[Start of Data shown]
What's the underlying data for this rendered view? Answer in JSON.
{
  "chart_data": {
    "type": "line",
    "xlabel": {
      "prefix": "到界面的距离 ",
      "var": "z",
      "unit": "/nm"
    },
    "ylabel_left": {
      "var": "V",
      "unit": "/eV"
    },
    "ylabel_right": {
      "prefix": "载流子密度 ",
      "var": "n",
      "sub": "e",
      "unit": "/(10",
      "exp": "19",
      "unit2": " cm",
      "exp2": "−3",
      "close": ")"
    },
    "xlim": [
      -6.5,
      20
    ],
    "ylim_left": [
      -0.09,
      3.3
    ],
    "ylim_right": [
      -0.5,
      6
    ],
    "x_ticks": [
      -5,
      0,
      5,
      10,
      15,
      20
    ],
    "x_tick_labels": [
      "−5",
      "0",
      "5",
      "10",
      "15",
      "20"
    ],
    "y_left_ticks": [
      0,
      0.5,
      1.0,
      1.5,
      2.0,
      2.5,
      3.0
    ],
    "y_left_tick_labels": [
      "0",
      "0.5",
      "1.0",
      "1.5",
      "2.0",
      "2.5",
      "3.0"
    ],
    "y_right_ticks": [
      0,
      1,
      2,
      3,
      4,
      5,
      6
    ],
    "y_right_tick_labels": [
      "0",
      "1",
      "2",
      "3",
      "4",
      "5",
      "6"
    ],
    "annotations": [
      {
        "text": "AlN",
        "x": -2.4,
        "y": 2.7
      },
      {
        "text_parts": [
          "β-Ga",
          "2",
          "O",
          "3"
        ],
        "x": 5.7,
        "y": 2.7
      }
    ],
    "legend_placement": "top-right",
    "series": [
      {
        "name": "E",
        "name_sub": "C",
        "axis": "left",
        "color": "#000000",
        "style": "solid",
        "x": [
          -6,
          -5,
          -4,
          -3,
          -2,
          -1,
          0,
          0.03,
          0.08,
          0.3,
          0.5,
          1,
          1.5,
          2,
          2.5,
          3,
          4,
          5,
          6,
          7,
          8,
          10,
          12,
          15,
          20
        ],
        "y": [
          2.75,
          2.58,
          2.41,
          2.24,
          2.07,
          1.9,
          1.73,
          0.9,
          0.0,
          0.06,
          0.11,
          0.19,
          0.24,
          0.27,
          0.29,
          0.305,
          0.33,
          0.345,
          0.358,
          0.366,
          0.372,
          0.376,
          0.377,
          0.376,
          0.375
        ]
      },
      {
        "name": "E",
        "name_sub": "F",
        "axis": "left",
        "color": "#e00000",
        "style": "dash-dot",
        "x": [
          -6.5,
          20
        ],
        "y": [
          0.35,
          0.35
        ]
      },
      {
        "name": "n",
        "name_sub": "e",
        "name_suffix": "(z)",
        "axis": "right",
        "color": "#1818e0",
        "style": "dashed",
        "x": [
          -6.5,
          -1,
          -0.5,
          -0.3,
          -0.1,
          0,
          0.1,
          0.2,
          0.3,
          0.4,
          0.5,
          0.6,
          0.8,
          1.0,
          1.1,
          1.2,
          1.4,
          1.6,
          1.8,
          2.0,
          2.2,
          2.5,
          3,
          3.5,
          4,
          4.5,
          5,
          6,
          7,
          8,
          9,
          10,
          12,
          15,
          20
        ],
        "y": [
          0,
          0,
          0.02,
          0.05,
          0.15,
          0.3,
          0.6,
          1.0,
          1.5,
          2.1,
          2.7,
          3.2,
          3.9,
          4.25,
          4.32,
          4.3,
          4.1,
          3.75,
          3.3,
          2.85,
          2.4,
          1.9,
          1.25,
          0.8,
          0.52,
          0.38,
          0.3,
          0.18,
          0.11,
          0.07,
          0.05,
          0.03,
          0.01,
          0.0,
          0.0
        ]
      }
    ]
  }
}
[End of Data shown]
Look for the word "style" and return every line where it occurs.

Correct output:
        "style": "solid",
        "style": "dash-dot",
        "style": "dashed",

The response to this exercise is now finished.